Records supplied
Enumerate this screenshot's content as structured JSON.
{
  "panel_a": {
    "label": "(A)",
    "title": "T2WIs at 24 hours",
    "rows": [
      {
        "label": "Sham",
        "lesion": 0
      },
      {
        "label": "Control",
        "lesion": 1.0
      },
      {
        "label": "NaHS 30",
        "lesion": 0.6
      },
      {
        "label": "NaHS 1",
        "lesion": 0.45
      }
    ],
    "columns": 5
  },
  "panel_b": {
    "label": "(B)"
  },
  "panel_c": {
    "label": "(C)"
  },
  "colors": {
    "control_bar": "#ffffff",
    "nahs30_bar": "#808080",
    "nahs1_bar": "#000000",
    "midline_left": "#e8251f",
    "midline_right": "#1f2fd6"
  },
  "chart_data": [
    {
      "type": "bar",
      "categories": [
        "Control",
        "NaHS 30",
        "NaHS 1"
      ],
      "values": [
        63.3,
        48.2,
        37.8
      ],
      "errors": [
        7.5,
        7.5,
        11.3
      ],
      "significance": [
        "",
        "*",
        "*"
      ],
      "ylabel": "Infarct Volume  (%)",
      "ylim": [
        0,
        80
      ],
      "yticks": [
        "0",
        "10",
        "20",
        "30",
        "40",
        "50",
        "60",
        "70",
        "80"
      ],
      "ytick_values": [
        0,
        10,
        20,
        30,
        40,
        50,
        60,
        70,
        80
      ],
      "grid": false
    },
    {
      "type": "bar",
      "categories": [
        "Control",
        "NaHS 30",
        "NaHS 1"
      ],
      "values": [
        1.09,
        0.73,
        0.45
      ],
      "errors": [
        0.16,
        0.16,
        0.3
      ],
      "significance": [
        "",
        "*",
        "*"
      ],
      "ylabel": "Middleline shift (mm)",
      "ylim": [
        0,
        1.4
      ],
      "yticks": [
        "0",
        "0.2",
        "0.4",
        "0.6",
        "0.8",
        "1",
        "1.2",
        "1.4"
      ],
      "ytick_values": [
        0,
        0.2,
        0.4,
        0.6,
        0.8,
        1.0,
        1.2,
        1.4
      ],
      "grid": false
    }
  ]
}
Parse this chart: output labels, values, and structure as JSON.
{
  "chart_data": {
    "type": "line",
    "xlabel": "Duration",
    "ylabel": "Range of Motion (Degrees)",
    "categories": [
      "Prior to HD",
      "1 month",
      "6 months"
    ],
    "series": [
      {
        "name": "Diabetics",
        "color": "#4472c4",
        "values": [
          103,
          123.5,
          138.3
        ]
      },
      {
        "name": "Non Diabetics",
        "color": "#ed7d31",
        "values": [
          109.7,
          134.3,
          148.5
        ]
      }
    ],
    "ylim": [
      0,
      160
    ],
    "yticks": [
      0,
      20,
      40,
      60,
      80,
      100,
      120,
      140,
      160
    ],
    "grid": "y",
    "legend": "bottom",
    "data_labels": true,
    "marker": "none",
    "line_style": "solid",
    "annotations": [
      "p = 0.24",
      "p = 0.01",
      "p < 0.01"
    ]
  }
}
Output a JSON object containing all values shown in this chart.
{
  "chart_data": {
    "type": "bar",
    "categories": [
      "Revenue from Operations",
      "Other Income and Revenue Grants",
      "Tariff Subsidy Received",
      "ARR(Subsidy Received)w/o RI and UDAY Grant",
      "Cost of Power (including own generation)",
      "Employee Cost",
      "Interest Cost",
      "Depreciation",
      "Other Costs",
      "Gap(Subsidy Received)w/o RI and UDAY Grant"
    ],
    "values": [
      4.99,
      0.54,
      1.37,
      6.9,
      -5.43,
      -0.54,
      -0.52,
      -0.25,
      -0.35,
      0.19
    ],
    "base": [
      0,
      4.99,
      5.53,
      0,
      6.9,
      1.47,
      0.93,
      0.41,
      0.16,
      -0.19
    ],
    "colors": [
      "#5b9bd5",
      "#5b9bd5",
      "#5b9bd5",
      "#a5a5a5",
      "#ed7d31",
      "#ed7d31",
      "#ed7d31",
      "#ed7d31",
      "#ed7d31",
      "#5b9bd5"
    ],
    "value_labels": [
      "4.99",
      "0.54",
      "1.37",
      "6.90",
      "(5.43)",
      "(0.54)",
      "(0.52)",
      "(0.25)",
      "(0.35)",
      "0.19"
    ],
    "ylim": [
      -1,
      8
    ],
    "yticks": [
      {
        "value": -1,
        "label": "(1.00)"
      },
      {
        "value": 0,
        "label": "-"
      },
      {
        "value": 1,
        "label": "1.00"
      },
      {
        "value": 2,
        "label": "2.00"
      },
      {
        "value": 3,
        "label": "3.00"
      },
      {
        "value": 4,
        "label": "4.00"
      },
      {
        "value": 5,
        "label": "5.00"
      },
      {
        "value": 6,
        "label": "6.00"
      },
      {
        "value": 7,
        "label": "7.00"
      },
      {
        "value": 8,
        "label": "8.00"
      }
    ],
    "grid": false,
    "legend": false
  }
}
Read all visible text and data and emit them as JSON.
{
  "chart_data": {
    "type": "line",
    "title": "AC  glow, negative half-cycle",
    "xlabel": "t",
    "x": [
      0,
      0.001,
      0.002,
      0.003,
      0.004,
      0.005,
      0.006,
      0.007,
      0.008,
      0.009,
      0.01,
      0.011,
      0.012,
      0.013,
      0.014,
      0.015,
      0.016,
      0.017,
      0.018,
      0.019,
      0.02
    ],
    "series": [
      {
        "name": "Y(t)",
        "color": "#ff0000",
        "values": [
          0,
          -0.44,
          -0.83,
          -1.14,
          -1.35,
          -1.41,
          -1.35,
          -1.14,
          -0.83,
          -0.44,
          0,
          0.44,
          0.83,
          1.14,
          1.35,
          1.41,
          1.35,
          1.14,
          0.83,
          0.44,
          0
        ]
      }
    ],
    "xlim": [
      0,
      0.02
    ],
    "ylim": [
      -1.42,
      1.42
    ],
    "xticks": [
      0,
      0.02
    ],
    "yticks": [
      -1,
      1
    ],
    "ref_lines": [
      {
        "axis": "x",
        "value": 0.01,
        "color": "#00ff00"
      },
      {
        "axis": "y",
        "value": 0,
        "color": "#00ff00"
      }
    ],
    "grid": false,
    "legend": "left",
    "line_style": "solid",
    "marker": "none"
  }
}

Challenge
Only lines with the word "UDAY" are wanted, so copy each one from the records.

Full solution
      "ARR(Subsidy Received)w/o RI and UDAY Grant",
      "Gap(Subsidy Received)w/o RI and UDAY Grant"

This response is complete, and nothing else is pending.